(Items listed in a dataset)
* * *

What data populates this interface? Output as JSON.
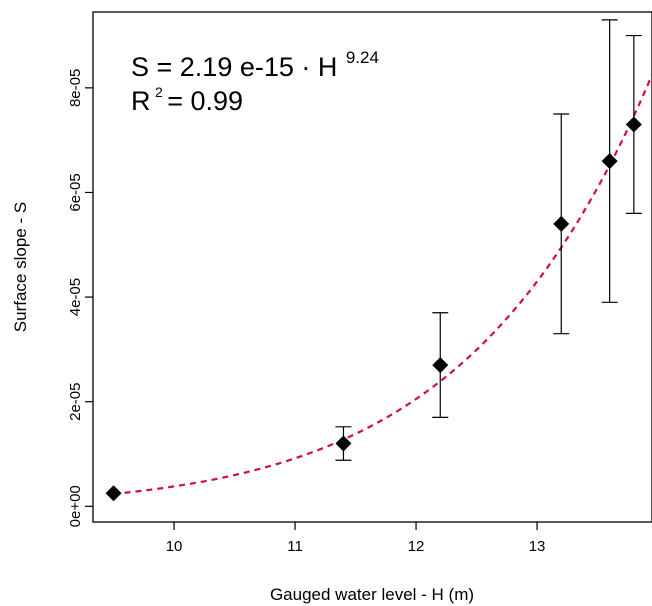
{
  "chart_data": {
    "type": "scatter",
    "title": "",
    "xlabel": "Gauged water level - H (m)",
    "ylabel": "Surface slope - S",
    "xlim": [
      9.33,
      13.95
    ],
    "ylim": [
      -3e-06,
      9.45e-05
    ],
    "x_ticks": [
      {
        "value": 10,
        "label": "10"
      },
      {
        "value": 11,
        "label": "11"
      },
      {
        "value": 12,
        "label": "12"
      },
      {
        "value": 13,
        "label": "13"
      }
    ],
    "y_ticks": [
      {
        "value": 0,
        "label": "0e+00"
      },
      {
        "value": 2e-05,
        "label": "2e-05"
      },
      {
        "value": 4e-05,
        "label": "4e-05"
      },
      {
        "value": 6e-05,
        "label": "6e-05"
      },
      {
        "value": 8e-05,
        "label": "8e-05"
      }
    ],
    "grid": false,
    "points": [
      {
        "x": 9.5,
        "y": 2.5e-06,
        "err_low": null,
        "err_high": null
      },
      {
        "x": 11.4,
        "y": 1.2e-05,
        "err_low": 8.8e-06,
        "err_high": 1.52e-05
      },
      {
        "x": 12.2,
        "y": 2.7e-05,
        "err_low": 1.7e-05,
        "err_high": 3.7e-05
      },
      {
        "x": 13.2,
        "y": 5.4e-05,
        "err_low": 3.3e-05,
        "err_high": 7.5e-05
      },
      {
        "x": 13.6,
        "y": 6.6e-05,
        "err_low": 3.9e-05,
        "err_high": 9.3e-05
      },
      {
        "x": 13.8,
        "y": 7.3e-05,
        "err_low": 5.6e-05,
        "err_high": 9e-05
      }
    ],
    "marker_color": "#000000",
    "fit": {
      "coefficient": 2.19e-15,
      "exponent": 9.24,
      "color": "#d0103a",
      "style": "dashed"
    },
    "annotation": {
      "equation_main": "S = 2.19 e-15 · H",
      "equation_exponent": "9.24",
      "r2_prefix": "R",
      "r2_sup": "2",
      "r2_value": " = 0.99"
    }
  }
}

* * *

» **Written exercise**: Give every record again exactly, apart from the pictures, which stay out.

» **Solution**:
What data populates this interface? Output as JSON.
{
  "chart_data": {
    "type": "scatter",
    "title": "",
    "xlabel": "Gauged water level - H (m)",
    "ylabel": "Surface slope - S",
    "xlim": [
      9.33,
      13.95
    ],
    "ylim": [
      -3e-06,
      9.45e-05
    ],
    "x_ticks": [
      {
        "value": 10,
        "label": "10"
      },
      {
        "value": 11,
        "label": "11"
      },
      {
        "value": 12,
        "label": "12"
      },
      {
        "value": 13,
        "label": "13"
      }
    ],
    "y_ticks": [
      {
        "value": 0,
        "label": "0e+00"
      },
      {
        "value": 2e-05,
        "label": "2e-05"
      },
      {
        "value": 4e-05,
        "label": "4e-05"
      },
      {
        "value": 6e-05,
        "label": "6e-05"
      },
      {
        "value": 8e-05,
        "label": "8e-05"
      }
    ],
    "grid": false,
    "points": [
      {
        "x": 9.5,
        "y": 2.5e-06,
        "err_low": null,
        "err_high": null
      },
      {
        "x": 11.4,
        "y": 1.2e-05,
        "err_low": 8.8e-06,
        "err_high": 1.52e-05
      },
      {
        "x": 12.2,
        "y": 2.7e-05,
        "err_low": 1.7e-05,
        "err_high": 3.7e-05
      },
      {
        "x": 13.2,
        "y": 5.4e-05,
        "err_low": 3.3e-05,
        "err_high": 7.5e-05
      },
      {
        "x": 13.6,
        "y": 6.6e-05,
        "err_low": 3.9e-05,
        "err_high": 9.3e-05
      },
      {
        "x": 13.8,
        "y": 7.3e-05,
        "err_low": 5.6e-05,
        "err_high": 9e-05
      }
    ],
    "marker_color": "#000000",
    "fit": {
      "coefficient": 2.19e-15,
      "exponent": 9.24,
      "color": "#d0103a",
      "style": "dashed"
    },
    "annotation": {
      "equation_main": "S = 2.19 e-15 · H",
      "equation_exponent": "9.24",
      "r2_prefix": "R",
      "r2_sup": "2",
      "r2_value": " = 0.99"
    }
  }
}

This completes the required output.